GIVEN DATA start
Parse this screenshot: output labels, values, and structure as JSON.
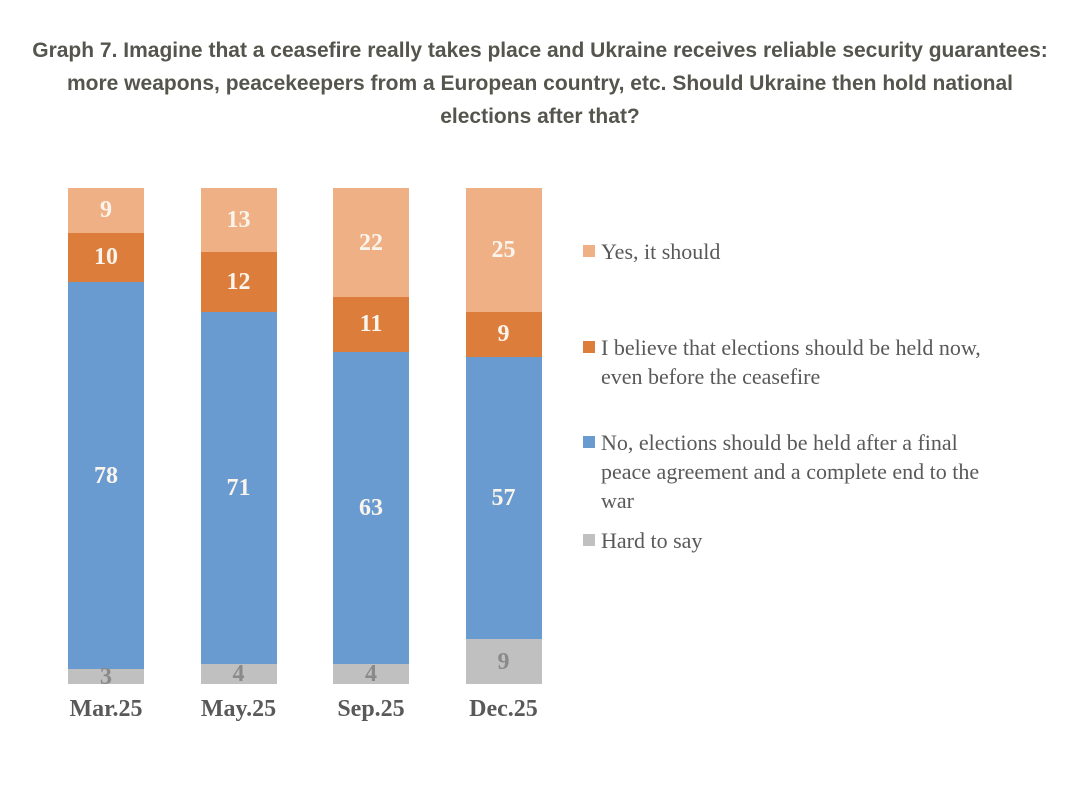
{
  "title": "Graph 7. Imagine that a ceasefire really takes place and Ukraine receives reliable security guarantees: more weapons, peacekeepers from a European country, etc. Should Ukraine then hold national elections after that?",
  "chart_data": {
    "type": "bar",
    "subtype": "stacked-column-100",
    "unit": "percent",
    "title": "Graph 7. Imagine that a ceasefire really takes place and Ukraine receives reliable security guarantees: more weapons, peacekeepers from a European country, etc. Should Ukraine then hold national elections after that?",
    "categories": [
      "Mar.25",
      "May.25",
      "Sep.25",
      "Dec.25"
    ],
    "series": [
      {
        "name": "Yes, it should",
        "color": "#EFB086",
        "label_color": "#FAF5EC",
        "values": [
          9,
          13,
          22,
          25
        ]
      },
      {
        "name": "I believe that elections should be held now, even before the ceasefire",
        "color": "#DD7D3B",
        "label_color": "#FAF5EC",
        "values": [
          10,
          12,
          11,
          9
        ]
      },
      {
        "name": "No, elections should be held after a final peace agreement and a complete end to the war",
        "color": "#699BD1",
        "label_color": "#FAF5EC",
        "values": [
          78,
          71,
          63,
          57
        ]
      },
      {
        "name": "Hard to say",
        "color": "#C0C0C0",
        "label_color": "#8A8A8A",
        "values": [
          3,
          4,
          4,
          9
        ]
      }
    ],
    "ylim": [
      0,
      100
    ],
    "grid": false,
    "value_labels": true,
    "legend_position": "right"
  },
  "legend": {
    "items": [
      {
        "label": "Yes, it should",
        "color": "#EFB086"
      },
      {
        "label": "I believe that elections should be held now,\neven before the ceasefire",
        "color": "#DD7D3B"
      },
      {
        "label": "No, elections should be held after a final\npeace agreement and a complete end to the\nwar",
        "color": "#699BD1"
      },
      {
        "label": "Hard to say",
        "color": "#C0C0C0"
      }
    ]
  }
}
GIVEN DATA end
GIVEN DATA start
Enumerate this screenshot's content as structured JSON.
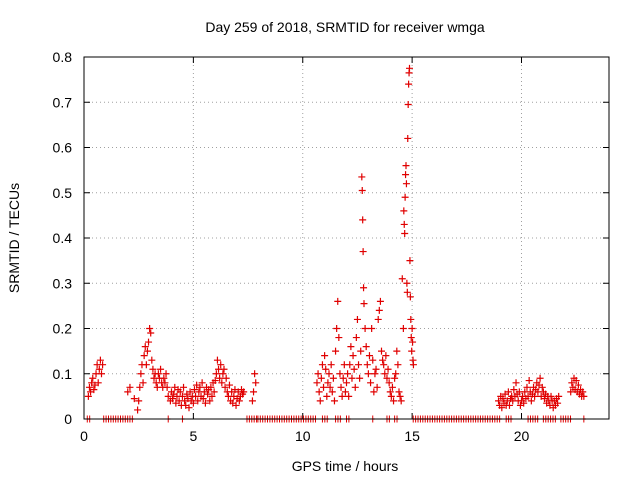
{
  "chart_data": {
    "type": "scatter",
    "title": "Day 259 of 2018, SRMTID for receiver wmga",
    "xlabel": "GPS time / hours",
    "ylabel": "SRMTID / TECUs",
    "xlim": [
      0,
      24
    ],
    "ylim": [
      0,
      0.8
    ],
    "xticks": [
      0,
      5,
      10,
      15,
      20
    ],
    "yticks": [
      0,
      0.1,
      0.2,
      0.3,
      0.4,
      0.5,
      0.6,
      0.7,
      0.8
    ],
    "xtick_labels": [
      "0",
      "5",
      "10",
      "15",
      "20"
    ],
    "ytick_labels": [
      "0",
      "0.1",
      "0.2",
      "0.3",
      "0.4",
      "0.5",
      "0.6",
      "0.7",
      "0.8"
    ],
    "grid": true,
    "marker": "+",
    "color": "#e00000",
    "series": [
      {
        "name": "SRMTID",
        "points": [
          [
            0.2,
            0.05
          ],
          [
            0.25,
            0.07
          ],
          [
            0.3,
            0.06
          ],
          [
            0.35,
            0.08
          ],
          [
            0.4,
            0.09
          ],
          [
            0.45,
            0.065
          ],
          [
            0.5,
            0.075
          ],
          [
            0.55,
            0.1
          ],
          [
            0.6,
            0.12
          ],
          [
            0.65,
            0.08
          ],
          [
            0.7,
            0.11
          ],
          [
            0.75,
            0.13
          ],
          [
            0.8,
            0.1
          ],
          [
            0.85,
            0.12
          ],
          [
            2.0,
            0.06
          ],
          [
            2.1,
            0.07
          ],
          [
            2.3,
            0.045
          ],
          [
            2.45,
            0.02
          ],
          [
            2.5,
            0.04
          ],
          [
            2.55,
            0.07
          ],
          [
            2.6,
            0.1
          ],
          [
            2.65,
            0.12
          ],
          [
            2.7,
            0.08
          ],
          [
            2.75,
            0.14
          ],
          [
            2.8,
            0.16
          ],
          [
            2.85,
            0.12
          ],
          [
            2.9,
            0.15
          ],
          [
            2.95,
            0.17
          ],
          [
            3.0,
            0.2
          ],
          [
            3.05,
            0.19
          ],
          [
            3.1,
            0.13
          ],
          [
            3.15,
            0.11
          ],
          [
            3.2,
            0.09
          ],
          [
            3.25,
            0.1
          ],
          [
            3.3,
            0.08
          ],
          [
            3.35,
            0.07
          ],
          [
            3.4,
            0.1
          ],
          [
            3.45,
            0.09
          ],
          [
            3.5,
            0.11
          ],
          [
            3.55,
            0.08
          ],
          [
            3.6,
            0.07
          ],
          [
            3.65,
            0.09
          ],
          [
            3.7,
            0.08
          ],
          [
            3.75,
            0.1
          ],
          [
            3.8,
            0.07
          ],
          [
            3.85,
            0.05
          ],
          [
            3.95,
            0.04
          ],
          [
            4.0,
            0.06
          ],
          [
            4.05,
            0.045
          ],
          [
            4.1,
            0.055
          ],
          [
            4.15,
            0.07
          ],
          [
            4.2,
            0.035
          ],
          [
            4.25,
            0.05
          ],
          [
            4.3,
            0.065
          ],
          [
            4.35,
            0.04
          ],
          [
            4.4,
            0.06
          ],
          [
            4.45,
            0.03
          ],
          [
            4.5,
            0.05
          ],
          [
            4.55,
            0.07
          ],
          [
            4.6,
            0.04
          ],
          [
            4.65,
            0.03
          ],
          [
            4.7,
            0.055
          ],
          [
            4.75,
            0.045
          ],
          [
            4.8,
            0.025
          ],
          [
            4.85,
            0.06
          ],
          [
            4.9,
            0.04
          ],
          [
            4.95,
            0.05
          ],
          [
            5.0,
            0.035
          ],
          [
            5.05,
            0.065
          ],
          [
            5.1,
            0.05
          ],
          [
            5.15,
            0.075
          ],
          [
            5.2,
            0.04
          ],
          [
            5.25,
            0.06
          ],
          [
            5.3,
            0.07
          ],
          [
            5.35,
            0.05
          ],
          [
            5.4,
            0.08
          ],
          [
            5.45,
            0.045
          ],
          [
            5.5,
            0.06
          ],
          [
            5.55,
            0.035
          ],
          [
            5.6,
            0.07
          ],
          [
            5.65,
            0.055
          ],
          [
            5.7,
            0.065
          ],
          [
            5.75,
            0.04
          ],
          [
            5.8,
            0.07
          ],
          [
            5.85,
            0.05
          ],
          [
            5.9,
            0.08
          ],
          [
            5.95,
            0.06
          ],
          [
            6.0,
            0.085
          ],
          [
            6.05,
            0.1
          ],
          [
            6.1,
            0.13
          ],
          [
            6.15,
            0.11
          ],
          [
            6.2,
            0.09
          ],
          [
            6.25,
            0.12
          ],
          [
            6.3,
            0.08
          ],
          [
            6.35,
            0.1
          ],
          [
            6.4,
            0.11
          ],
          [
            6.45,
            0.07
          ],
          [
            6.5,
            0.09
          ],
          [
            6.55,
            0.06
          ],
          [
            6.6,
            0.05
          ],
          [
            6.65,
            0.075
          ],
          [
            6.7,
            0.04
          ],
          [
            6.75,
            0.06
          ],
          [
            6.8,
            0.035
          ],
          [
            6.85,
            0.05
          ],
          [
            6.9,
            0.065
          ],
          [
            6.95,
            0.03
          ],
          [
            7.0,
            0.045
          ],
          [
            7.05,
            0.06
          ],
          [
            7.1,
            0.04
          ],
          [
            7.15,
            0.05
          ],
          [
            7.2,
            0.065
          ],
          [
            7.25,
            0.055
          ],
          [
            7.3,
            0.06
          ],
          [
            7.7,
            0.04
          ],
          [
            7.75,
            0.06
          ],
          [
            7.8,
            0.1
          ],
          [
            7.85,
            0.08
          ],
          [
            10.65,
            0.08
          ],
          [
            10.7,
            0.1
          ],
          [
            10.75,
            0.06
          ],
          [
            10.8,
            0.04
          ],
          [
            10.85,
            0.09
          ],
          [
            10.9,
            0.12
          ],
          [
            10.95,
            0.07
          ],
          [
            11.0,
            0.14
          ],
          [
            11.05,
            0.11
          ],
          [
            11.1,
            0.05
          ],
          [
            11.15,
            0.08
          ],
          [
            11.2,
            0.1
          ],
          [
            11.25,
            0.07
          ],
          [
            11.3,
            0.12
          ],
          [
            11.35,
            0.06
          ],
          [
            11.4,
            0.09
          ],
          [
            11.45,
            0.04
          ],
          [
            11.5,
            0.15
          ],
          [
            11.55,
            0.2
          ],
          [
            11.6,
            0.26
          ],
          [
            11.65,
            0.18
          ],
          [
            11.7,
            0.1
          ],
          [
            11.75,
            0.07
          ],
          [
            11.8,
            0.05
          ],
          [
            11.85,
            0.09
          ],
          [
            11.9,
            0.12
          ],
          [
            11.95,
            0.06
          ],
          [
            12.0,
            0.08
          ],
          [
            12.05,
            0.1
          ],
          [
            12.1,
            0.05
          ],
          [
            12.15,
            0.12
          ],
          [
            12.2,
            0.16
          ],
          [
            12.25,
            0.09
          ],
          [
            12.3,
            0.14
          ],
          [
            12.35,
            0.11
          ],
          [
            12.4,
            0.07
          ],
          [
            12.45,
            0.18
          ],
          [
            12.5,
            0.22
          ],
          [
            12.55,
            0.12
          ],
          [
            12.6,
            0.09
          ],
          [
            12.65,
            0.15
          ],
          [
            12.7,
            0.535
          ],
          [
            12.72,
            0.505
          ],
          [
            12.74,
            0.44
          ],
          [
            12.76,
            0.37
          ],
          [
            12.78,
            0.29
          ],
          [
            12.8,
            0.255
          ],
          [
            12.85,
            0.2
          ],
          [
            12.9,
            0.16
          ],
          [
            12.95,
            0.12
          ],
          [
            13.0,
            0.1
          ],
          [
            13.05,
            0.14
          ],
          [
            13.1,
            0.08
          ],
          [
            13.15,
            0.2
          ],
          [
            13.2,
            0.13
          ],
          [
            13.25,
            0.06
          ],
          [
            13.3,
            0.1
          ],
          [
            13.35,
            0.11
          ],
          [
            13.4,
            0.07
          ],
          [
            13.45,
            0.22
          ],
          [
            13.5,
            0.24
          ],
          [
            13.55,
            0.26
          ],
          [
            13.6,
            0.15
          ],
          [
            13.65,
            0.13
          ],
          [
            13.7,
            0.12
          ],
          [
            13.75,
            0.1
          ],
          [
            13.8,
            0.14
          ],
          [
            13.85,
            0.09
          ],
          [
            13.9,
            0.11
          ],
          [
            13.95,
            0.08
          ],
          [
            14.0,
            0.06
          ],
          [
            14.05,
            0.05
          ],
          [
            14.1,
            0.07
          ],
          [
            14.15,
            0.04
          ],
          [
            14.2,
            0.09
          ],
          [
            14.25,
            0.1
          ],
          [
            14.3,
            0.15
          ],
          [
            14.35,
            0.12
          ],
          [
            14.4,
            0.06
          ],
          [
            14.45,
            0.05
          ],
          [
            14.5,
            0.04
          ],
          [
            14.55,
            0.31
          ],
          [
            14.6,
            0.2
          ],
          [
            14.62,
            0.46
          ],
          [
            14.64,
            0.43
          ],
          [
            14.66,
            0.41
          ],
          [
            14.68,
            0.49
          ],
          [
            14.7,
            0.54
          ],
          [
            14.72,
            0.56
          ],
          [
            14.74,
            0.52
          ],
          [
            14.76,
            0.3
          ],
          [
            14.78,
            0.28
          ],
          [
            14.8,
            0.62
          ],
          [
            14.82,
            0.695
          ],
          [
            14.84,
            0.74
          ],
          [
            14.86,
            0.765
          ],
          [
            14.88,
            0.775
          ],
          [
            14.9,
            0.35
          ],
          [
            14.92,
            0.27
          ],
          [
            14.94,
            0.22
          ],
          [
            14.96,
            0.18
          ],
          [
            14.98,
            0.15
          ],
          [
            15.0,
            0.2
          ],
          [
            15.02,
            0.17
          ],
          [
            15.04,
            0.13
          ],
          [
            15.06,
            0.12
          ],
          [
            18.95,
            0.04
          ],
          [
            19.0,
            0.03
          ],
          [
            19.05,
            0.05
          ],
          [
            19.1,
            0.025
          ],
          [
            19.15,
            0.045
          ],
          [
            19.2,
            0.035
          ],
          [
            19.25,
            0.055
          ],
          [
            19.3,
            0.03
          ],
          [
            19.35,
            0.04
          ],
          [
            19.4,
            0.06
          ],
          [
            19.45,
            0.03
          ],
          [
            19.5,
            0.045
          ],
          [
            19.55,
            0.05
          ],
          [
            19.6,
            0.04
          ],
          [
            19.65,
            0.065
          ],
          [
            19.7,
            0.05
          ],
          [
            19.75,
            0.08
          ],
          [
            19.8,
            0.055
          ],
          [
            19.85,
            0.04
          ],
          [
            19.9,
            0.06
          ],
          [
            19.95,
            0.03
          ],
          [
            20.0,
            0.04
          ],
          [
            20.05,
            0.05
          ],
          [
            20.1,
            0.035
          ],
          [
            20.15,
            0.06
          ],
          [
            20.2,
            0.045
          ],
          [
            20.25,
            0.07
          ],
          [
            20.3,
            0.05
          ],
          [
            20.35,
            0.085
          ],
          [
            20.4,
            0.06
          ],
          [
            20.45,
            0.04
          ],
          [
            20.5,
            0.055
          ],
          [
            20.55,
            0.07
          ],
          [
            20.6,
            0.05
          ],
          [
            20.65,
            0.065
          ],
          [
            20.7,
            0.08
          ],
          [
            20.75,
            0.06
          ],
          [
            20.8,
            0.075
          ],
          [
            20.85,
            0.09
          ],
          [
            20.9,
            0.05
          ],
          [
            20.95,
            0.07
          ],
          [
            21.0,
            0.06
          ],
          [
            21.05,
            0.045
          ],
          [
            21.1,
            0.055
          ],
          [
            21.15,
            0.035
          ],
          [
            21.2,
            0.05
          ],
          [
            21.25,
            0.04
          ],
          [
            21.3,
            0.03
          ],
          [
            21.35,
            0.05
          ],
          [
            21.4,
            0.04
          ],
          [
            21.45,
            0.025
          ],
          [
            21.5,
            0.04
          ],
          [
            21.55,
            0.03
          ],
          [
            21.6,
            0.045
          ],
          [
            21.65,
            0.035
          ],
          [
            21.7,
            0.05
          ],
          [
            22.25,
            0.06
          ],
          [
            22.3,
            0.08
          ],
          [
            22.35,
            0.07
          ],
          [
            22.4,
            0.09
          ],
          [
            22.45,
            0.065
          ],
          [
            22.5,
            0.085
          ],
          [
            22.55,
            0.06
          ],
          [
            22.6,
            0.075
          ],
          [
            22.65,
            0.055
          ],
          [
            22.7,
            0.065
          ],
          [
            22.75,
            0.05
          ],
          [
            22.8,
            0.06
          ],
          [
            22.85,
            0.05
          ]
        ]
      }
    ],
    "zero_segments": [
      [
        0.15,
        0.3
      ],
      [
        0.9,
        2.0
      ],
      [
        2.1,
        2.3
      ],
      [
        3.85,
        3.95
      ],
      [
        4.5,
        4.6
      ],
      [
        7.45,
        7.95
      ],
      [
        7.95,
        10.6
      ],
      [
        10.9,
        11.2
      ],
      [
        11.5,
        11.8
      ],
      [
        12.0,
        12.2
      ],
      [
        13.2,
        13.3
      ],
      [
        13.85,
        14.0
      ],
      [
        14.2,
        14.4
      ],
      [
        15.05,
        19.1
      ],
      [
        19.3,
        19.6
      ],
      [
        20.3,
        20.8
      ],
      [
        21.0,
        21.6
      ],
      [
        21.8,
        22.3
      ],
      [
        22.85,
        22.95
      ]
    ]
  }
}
GIVEN DATA end
* _WHAT YOU WILL DO_
Looking at the listing above, how many of its lines contain the string "peacekeepers"? Give the number alone.

* _OUTPUT_
2